▶ Getoonde passage:
====
Op 28 februari 2023 heeft de mondelinge behandeling plaatsgevonden. Ter zitting is [eiser01] in persoon verschenen, bijgestaan door mr. Rijksen. Namens [gedaagde01] is dhr. [naam01] verschenen, bijgestaan door mr. Van Schaik Martinet. Namens [eiser01] zijn ter zitting spreekaantekeningen overgelegd, die zich in het griffiedossier bevinden. De griffier heeft daarnaast aantekeningen gemaakt van wat partijen ter toelichting van hun standpunten naar voren hebben gebracht, die zich ook in het griffiedossier bevinden.
1.3.
De datum van de uitspraak is vervolgens bepaald op heden.

2.Feiten

2.1.
[eiser01] , geboren op [geboortedatum01] 1968, is op 5 december 2016 in dienst getreden bij [gedaagde01] op basis van een arbeidsovereenkomst voor onbepaalde tijd met een arbeidsomvang van 40 uur per week. [eiser01] was laatstelijk werkzaam in de functie van [functie01] tegen een salaris van € 4.682,50 bruto per maand, vermeerderd met 8% vakantietoeslag en overige emolumenten.
2.2.
Op de arbeidsovereenkomst is de cao Nederlandse [gedaagde01] van toepassing.
2.3.
In het najaar van 2021 heeft [eiser01] samen met zes collega’s een melding gemaakt bij de Vertrouwenspersoon over een zich binnen het [x01] -team voordoende situatie.
2.4.
In het functioneringsverslag van [eiser01] over het jaar 2021 wordt – voor zover hier relevant – het volgende vermeld:
“(…)
Maar op het moment dat iets tegen zit, zoals de livegang van [naam02] , dan ben je negatief, herhalend en creëert dat een onprettige sfeer in het team. Het zou voor het team (en jezelf) goed zijn als je de positieve drive die je toont bij kansen in de markt altijd kan laten zien. Want ook al loopt iets niet zoals je dat wilt, dan verwacht ik van je dat je op een constructieve wijze naar oplossingen zoekt.
(…)
De laatste jaren hebben we al vaker gesproken over jouw wijze van communiceren. De laatste maanden merk ik dat je rustiger bent en dat de vakantie weken je goed hebben gedaan, echter zijn de laatste jaren vaker onvoorspelbaar geweest, van rustig naar vervolgens onrustig. Ik verwacht hierin meer stabiliteit van jou.
====
▶ Gegevensregels:
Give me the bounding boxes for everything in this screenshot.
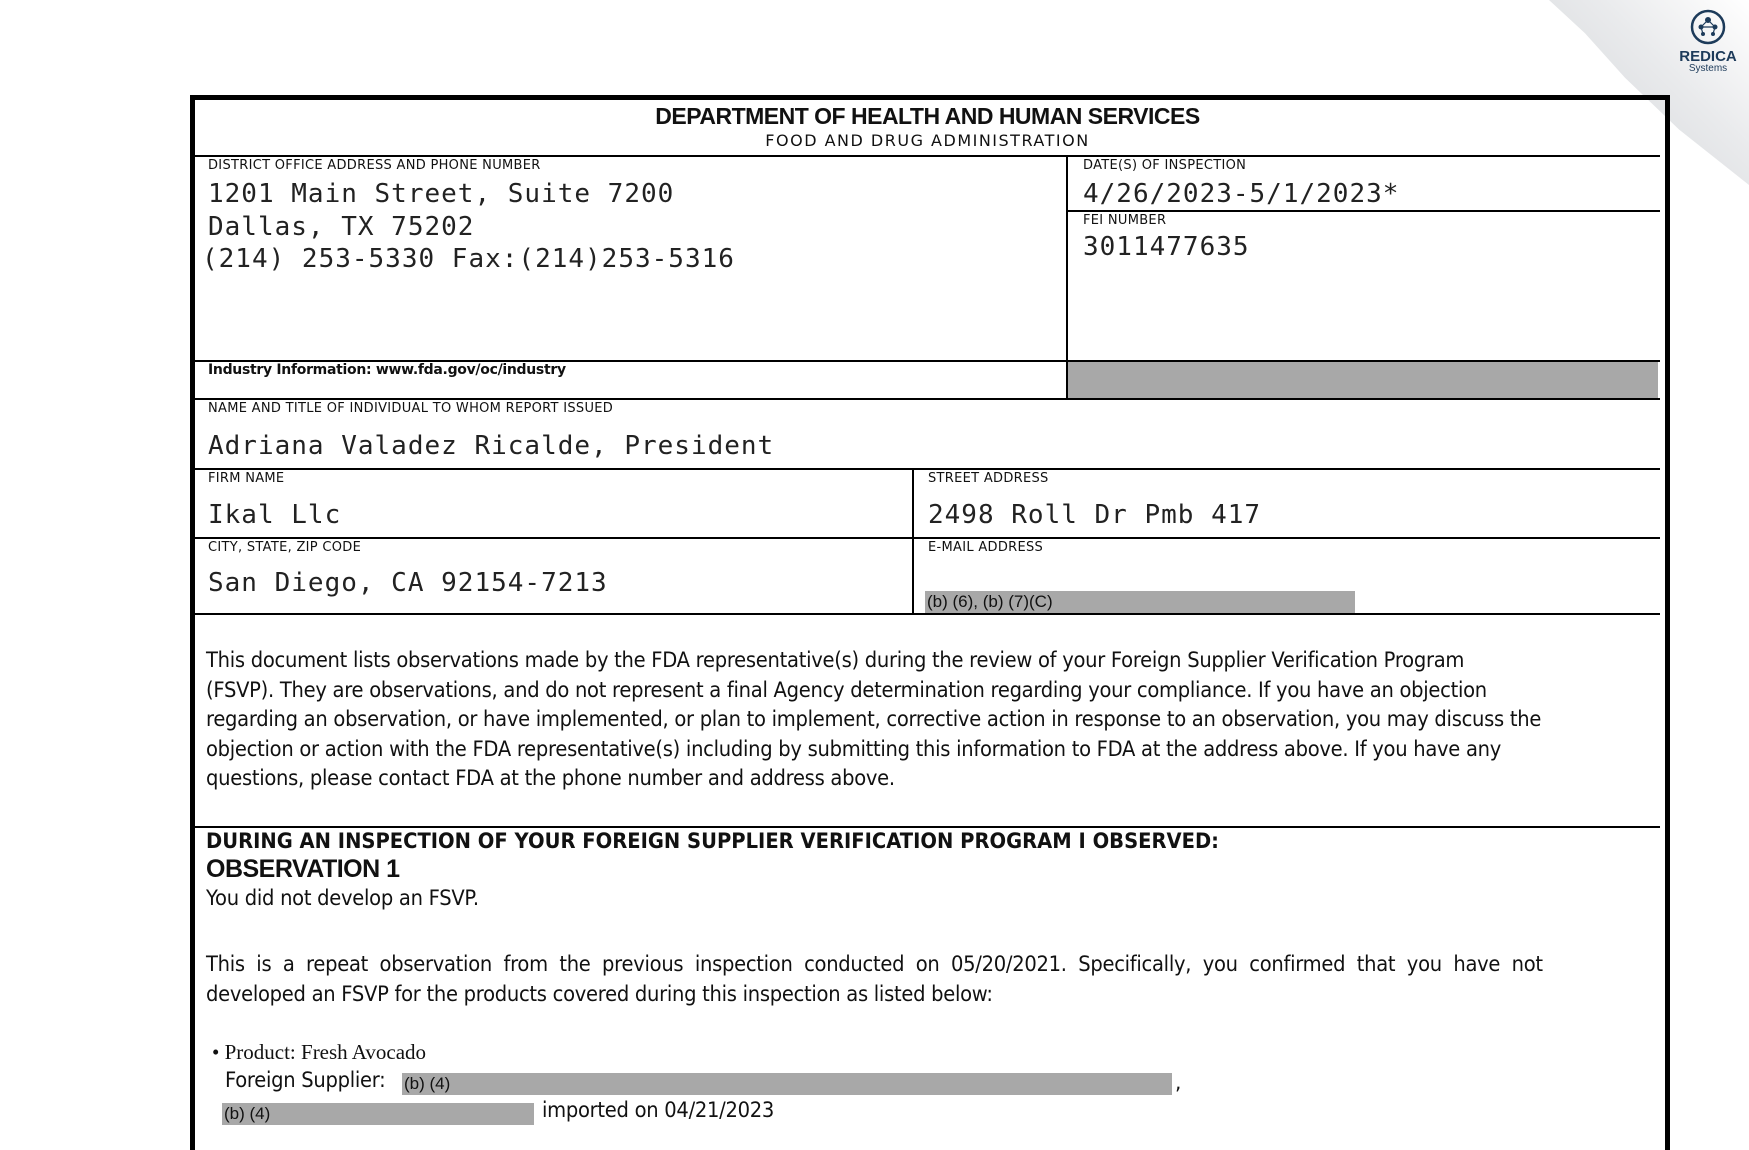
====
▶ Gevraagd:
Geef uit de uitspraak letterlijk alles weer vanaf "Op de arbeidsovereenkomst" tot en met "naar oplossingen zoekt.". De lijst houdt geen verband met de uitspraak.

▶ Uitwerking:
Op de arbeidsovereenkomst is de cao Nederlandse [gedaagde01] van toepassing.
2.3.
In het najaar van 2021 heeft [eiser01] samen met zes collega’s een melding gemaakt bij de Vertrouwenspersoon over een zich binnen het [x01] -team voordoende situatie.
2.4.
In het functioneringsverslag van [eiser01] over het jaar 2021 wordt – voor zover hier relevant – het volgende vermeld:
“(…)
Maar op het moment dat iets tegen zit, zoals de livegang van [naam02] , dan ben je negatief, herhalend en creëert dat een onprettige sfeer in het team. Het zou voor het team (en jezelf) goed zijn als je de positieve drive die je toont bij kansen in de markt altijd kan laten zien. Want ook al loopt iets niet zoals je dat wilt, dan verwacht ik van je dat je op een constructieve wijze naar oplossingen zoekt.